All the data below goes into the copy word for word, but the pictures don't.

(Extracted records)
* start *

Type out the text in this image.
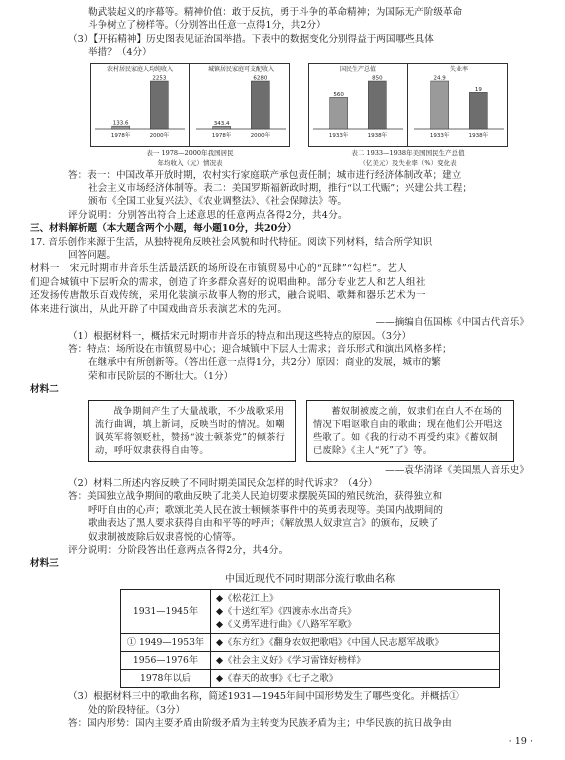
勒武装起义的序幕等。精神价值：敢于反抗，勇于斗争的革命精神；为国际无产阶级革命
斗争树立了榜样等。（分别答出任意一点得1分，共2分）
（3）【开拓精神】历史图表见证治国举措。下表中的数据变化分别得益于两国哪些具体
举措？（4分）
农村居民家庭人均纯收入
133.6
1978年
2253
2000年
城镇居民家庭可支配收入
343.4
1978年
6280
2000年
表一 1978—2000年我国居民
年均收入（元）情况表
国民生产总值
560
1933年
850
1938年
失业率
24.9
1933年
19
1938年
表二 1933—1938年美国国民生产总值
（亿美元）及失业率（%）变化表
答：表一：中国改革开放时期，农村实行家庭联产承包责任制；城市进行经济体制改革；建立
社会主义市场经济体制等。表二：美国罗斯福新政时期，推行“以工代赈”；兴建公共工程；
颁布《全国工业复兴法》、《农业调整法》、《社会保障法》等。
评分说明：分别答出符合上述意思的任意两点各得2分，共4分。
三、材料解析题（本大题含两个小题，每小题10分，共20分）
17. 音乐创作来源于生活，从独特视角反映社会风貌和时代特征。阅读下列材料，结合所学知识
回答问题。
材料一　宋元时期市井音乐生活最活跃的场所设在市镇贸易中心的“瓦肆”“勾栏”。艺人
们迎合城镇中下层听众的需求，创造了许多群众喜好的说唱曲种。部分专业艺人和艺人组社
还发扬传唐散乐百戏传统，采用化装演示故事人物的形式，融合说唱、歌舞和器乐艺术为一
体来进行演出，从此开辟了中国戏曲音乐表演艺术的先河。
——摘编自伍国栋《中国古代音乐》
（1）根据材料一，概括宋元时期市井音乐的特点和出现这些特点的原因。（3分）
答：特点：场所设在市镇贸易中心；迎合城镇中下层人士需求；音乐形式和演出风格多样；
在继承中有所创新等。（答出任意一点得1分，共2分）原因：商业的发展，城市的繁
荣和市民阶层的不断壮大。（1分）
材料二
战争期间产生了大量战歌，不少战歌采用流行曲调，填上新词，反映当时的情况。如嘲讽英军将领贬杜，赞扬“波士顿茶党”的倾茶行动，呼吁奴隶获得自由等。
蓄奴制被废之前，奴隶们在白人不在场的情况下唱讴歌自由的歌曲；现在他们公开唱这些歌了。如《我的行动不再受约束》《蓄奴制已废除》《主人“死”了》等。
——袁华清译《美国黑人音乐史》
（2）材料二所述内容反映了不同时期美国民众怎样的时代诉求？（4分）
答：美国独立战争期间的歌曲反映了北美人民迫切要求摆脱英国的殖民统治，获得独立和
呼吁自由的心声；歌颂北美人民在波士顿倾茶事件中的英勇表现等。美国内战期间的
歌曲表达了黑人要求获得自由和平等的呼声；《解放黑人奴隶宣言》的颁布，反映了
奴隶制被废除后奴隶喜悦的心情等。
评分说明：分阶段答出任意两点各得2分，共4分。
材料三
中国近现代不同时期部分流行歌曲名称
1931—1945年	◆《松花江上》
◆《十送红军》《四渡赤水出奇兵》
◆《义勇军进行曲》《八路军军歌》

① 1949—1953年	◆《东方红》《翻身农奴把歌唱》《中国人民志愿军战歌》

1956—1976年	◆《社会主义好》《学习雷锋好榜样》

1978年以后	◆《春天的故事》《七子之歌》
（3）根据材料三中的歌曲名称，简述1931—1945年间中国形势发生了哪些变化。并概括①
处的阶段特征。（3分）
答：国内形势：国内主要矛盾由阶级矛盾为主转变为民族矛盾为主；中华民族的抗日战争由
· 19 ·
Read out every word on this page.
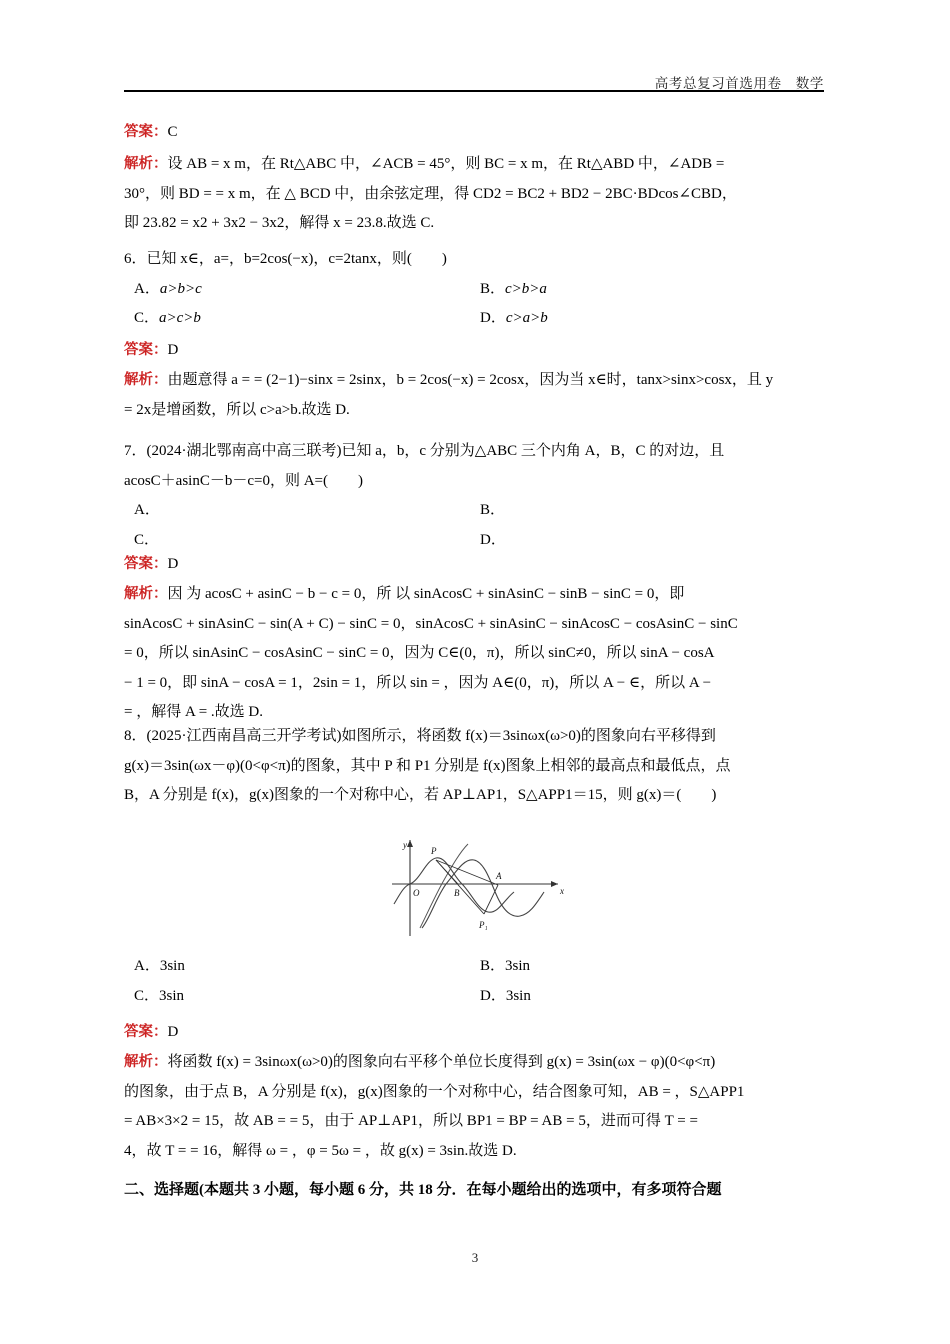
高考总复习首选用卷　数学
答案：C
解析：设 AB = x m，在 Rt△ABC 中，∠ACB = 45°，则 BC = x m，在 Rt△ABD 中，∠ADB =
30°，则 BD = = x m，在 △ BCD 中，由余弦定理，得 CD2 = BC2 + BD2 − 2BC·BDcos∠CBD，
即 23.82 = x2 + 3x2 − 3x2，解得 x = 23.8.故选 C.
6．已知 x∈，a=，b=2cos(−x)，c=2tanx，则(　　)
A．a>b>c	B．c>b>a
C．a>c>b	D．c>a>b
答案：D
解析：由题意得 a = = (2−1)−sinx = 2sinx，b = 2cos(−x) = 2cosx，因为当 x∈时，tanx>sinx>cosx，且 y
= 2x是增函数，所以 c>a>b.故选 D.
7．(2024·湖北鄂南高中高三联考)已知 a，b，c 分别为△ABC 三个内角 A，B，C 的对边，且
acosC＋asinC－b－c=0，则 A=(　　)
A．	B．
C．	D．
答案：D
解析：因 为 acosC + asinC − b − c = 0，所 以 sinAcosC + sinAsinC − sinB − sinC = 0，即
sinAcosC + sinAsinC − sin(A + C) − sinC = 0，sinAcosC + sinAsinC − sinAcosC − cosAsinC − sinC
= 0，所以 sinAsinC − cosAsinC − sinC = 0，因为 C∈(0，π)，所以 sinC≠0，所以 sinA − cosA
− 1 = 0，即 sinA − cosA = 1，2sin = 1，所以 sin = ，因为 A∈(0，π)，所以 A − ∈，所以 A −
= ，解得 A = .故选 D.
8．(2025·江西南昌高三开学考试)如图所示，将函数 f(x)＝3sinωx(ω>0)的图象向右平移得到
g(x)＝3sin(ωx－φ)(0<φ<π)的图象，其中 P 和 P1 分别是 f(x)图象上相邻的最高点和最低点，点
B，A 分别是 f(x)，g(x)图象的一个对称中心，若 AP⊥AP1，S△APP1＝15，则 g(x)＝(　　)
O
P
P₁
A
B
y
x
A．3sin	B．3sin
C．3sin	D．3sin
答案：D
解析：将函数 f(x) = 3sinωx(ω>0)的图象向右平移个单位长度得到 g(x) = 3sin(ωx − φ)(0<φ<π)
的图象，由于点 B，A 分别是 f(x)，g(x)图象的一个对称中心，结合图象可知，AB = ，S△APP1
= AB×3×2 = 15，故 AB = = 5，由于 AP⊥AP1，所以 BP1 = BP = AB = 5，进而可得 T = =
4，故 T = = 16，解得 ω = ，φ = 5ω = ，故 g(x) = 3sin.故选 D.
二、选择题(本题共 3 小题，每小题 6 分，共 18 分．在每小题给出的选项中，有多项符合题
3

* end *

# Answer
Type out the text in this image.
勒武装起义的序幕等。精神价值：敢于反抗，勇于斗争的革命精神；为国际无产阶级革命
斗争树立了榜样等。（分别答出任意一点得1分，共2分）
（3）【开拓精神】历史图表见证治国举措。下表中的数据变化分别得益于两国哪些具体
举措？（4分）
农村居民家庭人均纯收入
133.6
1978年
2253
2000年
城镇居民家庭可支配收入
343.4
1978年
6280
2000年
表一 1978—2000年我国居民
年均收入（元）情况表
国民生产总值
560
1933年
850
1938年
失业率
24.9
1933年
19
1938年
表二 1933—1938年美国国民生产总值
（亿美元）及失业率（%）变化表
答：表一：中国改革开放时期，农村实行家庭联产承包责任制；城市进行经济体制改革；建立
社会主义市场经济体制等。表二：美国罗斯福新政时期，推行“以工代赈”；兴建公共工程；
颁布《全国工业复兴法》、《农业调整法》、《社会保障法》等。
评分说明：分别答出符合上述意思的任意两点各得2分，共4分。
三、材料解析题（本大题含两个小题，每小题10分，共20分）
17. 音乐创作来源于生活，从独特视角反映社会风貌和时代特征。阅读下列材料，结合所学知识
回答问题。
材料一　宋元时期市井音乐生活最活跃的场所设在市镇贸易中心的“瓦肆”“勾栏”。艺人
们迎合城镇中下层听众的需求，创造了许多群众喜好的说唱曲种。部分专业艺人和艺人组社
还发扬传唐散乐百戏传统，采用化装演示故事人物的形式，融合说唱、歌舞和器乐艺术为一
体来进行演出，从此开辟了中国戏曲音乐表演艺术的先河。
——摘编自伍国栋《中国古代音乐》
（1）根据材料一，概括宋元时期市井音乐的特点和出现这些特点的原因。（3分）
答：特点：场所设在市镇贸易中心；迎合城镇中下层人士需求；音乐形式和演出风格多样；
在继承中有所创新等。（答出任意一点得1分，共2分）原因：商业的发展，城市的繁
荣和市民阶层的不断壮大。（1分）
材料二
战争期间产生了大量战歌，不少战歌采用流行曲调，填上新词，反映当时的情况。如嘲讽英军将领贬杜，赞扬“波士顿茶党”的倾茶行动，呼吁奴隶获得自由等。
蓄奴制被废之前，奴隶们在白人不在场的情况下唱讴歌自由的歌曲；现在他们公开唱这些歌了。如《我的行动不再受约束》《蓄奴制已废除》《主人“死”了》等。
——袁华清译《美国黑人音乐史》
（2）材料二所述内容反映了不同时期美国民众怎样的时代诉求？（4分）
答：美国独立战争期间的歌曲反映了北美人民迫切要求摆脱英国的殖民统治，获得独立和
呼吁自由的心声；歌颂北美人民在波士顿倾茶事件中的英勇表现等。美国内战期间的
歌曲表达了黑人要求获得自由和平等的呼声；《解放黑人奴隶宣言》的颁布，反映了
奴隶制被废除后奴隶喜悦的心情等。
评分说明：分阶段答出任意两点各得2分，共4分。
材料三
中国近现代不同时期部分流行歌曲名称
1931—1945年	◆《松花江上》
◆《十送红军》《四渡赤水出奇兵》
◆《义勇军进行曲》《八路军军歌》

① 1949—1953年	◆《东方红》《翻身农奴把歌唱》《中国人民志愿军战歌》

1956—1976年	◆《社会主义好》《学习雷锋好榜样》

1978年以后	◆《春天的故事》《七子之歌》
（3）根据材料三中的歌曲名称，简述1931—1945年间中国形势发生了哪些变化。并概括①
处的阶段特征。（3分）
答：国内形势：国内主要矛盾由阶级矛盾为主转变为民族矛盾为主；中华民族的抗日战争由
· 19 ·
Read out every word on this page.
高考总复习首选用卷　数学
答案：C
解析：设 AB = x m，在 Rt△ABC 中，∠ACB = 45°，则 BC = x m，在 Rt△ABD 中，∠ADB =
30°，则 BD = = x m，在 △ BCD 中，由余弦定理，得 CD2 = BC2 + BD2 − 2BC·BDcos∠CBD，
即 23.82 = x2 + 3x2 − 3x2，解得 x = 23.8.故选 C.
6．已知 x∈，a=，b=2cos(−x)，c=2tanx，则(　　)
A．a>b>c	B．c>b>a
C．a>c>b	D．c>a>b
答案：D
解析：由题意得 a = = (2−1)−sinx = 2sinx，b = 2cos(−x) = 2cosx，因为当 x∈时，tanx>sinx>cosx，且 y
= 2x是增函数，所以 c>a>b.故选 D.
7．(2024·湖北鄂南高中高三联考)已知 a，b，c 分别为△ABC 三个内角 A，B，C 的对边，且
acosC＋asinC－b－c=0，则 A=(　　)
A．	B．
C．	D．
答案：D
解析：因 为 acosC + asinC − b − c = 0，所 以 sinAcosC + sinAsinC − sinB − sinC = 0，即
sinAcosC + sinAsinC − sin(A + C) − sinC = 0，sinAcosC + sinAsinC − sinAcosC − cosAsinC − sinC
= 0，所以 sinAsinC − cosAsinC − sinC = 0，因为 C∈(0，π)，所以 sinC≠0，所以 sinA − cosA
− 1 = 0，即 sinA − cosA = 1，2sin = 1，所以 sin = ，因为 A∈(0，π)，所以 A − ∈，所以 A −
= ，解得 A = .故选 D.
8．(2025·江西南昌高三开学考试)如图所示，将函数 f(x)＝3sinωx(ω>0)的图象向右平移得到
g(x)＝3sin(ωx－φ)(0<φ<π)的图象，其中 P 和 P1 分别是 f(x)图象上相邻的最高点和最低点，点
B，A 分别是 f(x)，g(x)图象的一个对称中心，若 AP⊥AP1，S△APP1＝15，则 g(x)＝(　　)
O
P
P₁
A
B
y
x
A．3sin	B．3sin
C．3sin	D．3sin
答案：D
解析：将函数 f(x) = 3sinωx(ω>0)的图象向右平移个单位长度得到 g(x) = 3sin(ωx − φ)(0<φ<π)
的图象，由于点 B，A 分别是 f(x)，g(x)图象的一个对称中心，结合图象可知，AB = ，S△APP1
= AB×3×2 = 15，故 AB = = 5，由于 AP⊥AP1，所以 BP1 = BP = AB = 5，进而可得 T = =
4，故 T = = 16，解得 ω = ，φ = 5ω = ，故 g(x) = 3sin.故选 D.
二、选择题(本题共 3 小题，每小题 6 分，共 18 分．在每小题给出的选项中，有多项符合题
3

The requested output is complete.